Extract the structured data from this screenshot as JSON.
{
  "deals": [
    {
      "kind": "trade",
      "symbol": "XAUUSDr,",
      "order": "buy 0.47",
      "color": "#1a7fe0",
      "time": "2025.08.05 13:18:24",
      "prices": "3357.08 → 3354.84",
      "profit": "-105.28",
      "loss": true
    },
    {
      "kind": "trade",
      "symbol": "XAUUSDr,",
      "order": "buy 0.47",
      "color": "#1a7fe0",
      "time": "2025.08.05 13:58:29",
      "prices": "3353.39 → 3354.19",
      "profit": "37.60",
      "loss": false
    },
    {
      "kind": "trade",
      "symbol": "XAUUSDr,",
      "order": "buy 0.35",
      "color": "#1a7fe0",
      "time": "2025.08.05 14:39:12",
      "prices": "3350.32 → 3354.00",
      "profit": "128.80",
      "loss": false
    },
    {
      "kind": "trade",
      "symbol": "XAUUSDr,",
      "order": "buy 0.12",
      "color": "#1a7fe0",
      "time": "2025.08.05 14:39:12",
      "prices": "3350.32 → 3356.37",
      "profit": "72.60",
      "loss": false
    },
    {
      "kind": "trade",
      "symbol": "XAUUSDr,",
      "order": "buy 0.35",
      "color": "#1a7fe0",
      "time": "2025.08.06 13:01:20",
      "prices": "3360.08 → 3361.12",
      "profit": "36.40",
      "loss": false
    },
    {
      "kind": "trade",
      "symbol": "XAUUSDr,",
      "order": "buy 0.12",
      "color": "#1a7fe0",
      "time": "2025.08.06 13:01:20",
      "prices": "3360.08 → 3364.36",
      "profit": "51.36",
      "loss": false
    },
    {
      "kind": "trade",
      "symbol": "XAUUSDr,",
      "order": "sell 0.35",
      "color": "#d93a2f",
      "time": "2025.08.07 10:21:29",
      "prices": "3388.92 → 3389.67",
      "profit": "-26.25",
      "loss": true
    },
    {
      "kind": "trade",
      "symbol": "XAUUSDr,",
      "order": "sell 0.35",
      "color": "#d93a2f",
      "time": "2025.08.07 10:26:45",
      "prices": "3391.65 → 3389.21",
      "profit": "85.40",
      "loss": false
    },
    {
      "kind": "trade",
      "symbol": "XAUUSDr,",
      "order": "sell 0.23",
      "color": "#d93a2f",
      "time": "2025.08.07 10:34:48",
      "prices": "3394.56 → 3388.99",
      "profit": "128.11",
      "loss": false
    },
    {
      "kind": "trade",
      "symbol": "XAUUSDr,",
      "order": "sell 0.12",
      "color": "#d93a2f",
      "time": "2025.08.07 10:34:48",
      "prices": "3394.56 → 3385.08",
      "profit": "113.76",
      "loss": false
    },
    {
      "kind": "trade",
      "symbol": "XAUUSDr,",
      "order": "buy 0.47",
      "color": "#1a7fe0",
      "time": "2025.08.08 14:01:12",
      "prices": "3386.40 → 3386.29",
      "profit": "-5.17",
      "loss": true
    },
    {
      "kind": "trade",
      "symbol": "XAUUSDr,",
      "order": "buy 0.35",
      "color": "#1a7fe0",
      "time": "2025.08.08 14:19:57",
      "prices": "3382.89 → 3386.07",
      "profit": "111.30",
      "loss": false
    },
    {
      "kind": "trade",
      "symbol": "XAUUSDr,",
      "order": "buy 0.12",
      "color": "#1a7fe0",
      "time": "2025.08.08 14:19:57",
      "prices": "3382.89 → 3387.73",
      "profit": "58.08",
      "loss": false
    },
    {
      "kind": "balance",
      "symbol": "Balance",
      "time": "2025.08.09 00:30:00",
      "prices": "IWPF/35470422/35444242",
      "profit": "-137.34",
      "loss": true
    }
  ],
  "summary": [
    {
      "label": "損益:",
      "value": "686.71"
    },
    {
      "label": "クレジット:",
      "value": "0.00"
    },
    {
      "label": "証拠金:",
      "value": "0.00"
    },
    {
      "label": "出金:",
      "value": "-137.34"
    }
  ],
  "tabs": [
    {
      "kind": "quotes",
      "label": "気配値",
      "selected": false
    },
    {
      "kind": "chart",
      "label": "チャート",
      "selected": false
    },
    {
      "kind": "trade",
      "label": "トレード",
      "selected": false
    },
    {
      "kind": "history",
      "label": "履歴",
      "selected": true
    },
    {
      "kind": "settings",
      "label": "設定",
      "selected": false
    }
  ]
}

### PROBLEM TO WORK ON
Give a word-for-word copy of the records.

### SOLUTION FOR THIS TASK
Extract the structured data from this screenshot as JSON.
{
  "deals": [
    {
      "kind": "trade",
      "symbol": "XAUUSDr,",
      "order": "buy 0.47",
      "color": "#1a7fe0",
      "time": "2025.08.05 13:18:24",
      "prices": "3357.08 → 3354.84",
      "profit": "-105.28",
      "loss": true
    },
    {
      "kind": "trade",
      "symbol": "XAUUSDr,",
      "order": "buy 0.47",
      "color": "#1a7fe0",
      "time": "2025.08.05 13:58:29",
      "prices": "3353.39 → 3354.19",
      "profit": "37.60",
      "loss": false
    },
    {
      "kind": "trade",
      "symbol": "XAUUSDr,",
      "order": "buy 0.35",
      "color": "#1a7fe0",
      "time": "2025.08.05 14:39:12",
      "prices": "3350.32 → 3354.00",
      "profit": "128.80",
      "loss": false
    },
    {
      "kind": "trade",
      "symbol": "XAUUSDr,",
      "order": "buy 0.12",
      "color": "#1a7fe0",
      "time": "2025.08.05 14:39:12",
      "prices": "3350.32 → 3356.37",
      "profit": "72.60",
      "loss": false
    },
    {
      "kind": "trade",
      "symbol": "XAUUSDr,",
      "order": "buy 0.35",
      "color": "#1a7fe0",
      "time": "2025.08.06 13:01:20",
      "prices": "3360.08 → 3361.12",
      "profit": "36.40",
      "loss": false
    },
    {
      "kind": "trade",
      "symbol": "XAUUSDr,",
      "order": "buy 0.12",
      "color": "#1a7fe0",
      "time": "2025.08.06 13:01:20",
      "prices": "3360.08 → 3364.36",
      "profit": "51.36",
      "loss": false
    },
    {
      "kind": "trade",
      "symbol": "XAUUSDr,",
      "order": "sell 0.35",
      "color": "#d93a2f",
      "time": "2025.08.07 10:21:29",
      "prices": "3388.92 → 3389.67",
      "profit": "-26.25",
      "loss": true
    },
    {
      "kind": "trade",
      "symbol": "XAUUSDr,",
      "order": "sell 0.35",
      "color": "#d93a2f",
      "time": "2025.08.07 10:26:45",
      "prices": "3391.65 → 3389.21",
      "profit": "85.40",
      "loss": false
    },
    {
      "kind": "trade",
      "symbol": "XAUUSDr,",
      "order": "sell 0.23",
      "color": "#d93a2f",
      "time": "2025.08.07 10:34:48",
      "prices": "3394.56 → 3388.99",
      "profit": "128.11",
      "loss": false
    },
    {
      "kind": "trade",
      "symbol": "XAUUSDr,",
      "order": "sell 0.12",
      "color": "#d93a2f",
      "time": "2025.08.07 10:34:48",
      "prices": "3394.56 → 3385.08",
      "profit": "113.76",
      "loss": false
    },
    {
      "kind": "trade",
      "symbol": "XAUUSDr,",
      "order": "buy 0.47",
      "color": "#1a7fe0",
      "time": "2025.08.08 14:01:12",
      "prices": "3386.40 → 3386.29",
      "profit": "-5.17",
      "loss": true
    },
    {
      "kind": "trade",
      "symbol": "XAUUSDr,",
      "order": "buy 0.35",
      "color": "#1a7fe0",
      "time": "2025.08.08 14:19:57",
      "prices": "3382.89 → 3386.07",
      "profit": "111.30",
      "loss": false
    },
    {
      "kind": "trade",
      "symbol": "XAUUSDr,",
      "order": "buy 0.12",
      "color": "#1a7fe0",
      "time": "2025.08.08 14:19:57",
      "prices": "3382.89 → 3387.73",
      "profit": "58.08",
      "loss": false
    },
    {
      "kind": "balance",
      "symbol": "Balance",
      "time": "2025.08.09 00:30:00",
      "prices": "IWPF/35470422/35444242",
      "profit": "-137.34",
      "loss": true
    }
  ],
  "summary": [
    {
      "label": "損益:",
      "value": "686.71"
    },
    {
      "label": "クレジット:",
      "value": "0.00"
    },
    {
      "label": "証拠金:",
      "value": "0.00"
    },
    {
      "label": "出金:",
      "value": "-137.34"
    }
  ],
  "tabs": [
    {
      "kind": "quotes",
      "label": "気配値",
      "selected": false
    },
    {
      "kind": "chart",
      "label": "チャート",
      "selected": false
    },
    {
      "kind": "trade",
      "label": "トレード",
      "selected": false
    },
    {
      "kind": "history",
      "label": "履歴",
      "selected": true
    },
    {
      "kind": "settings",
      "label": "設定",
      "selected": false
    }
  ]
}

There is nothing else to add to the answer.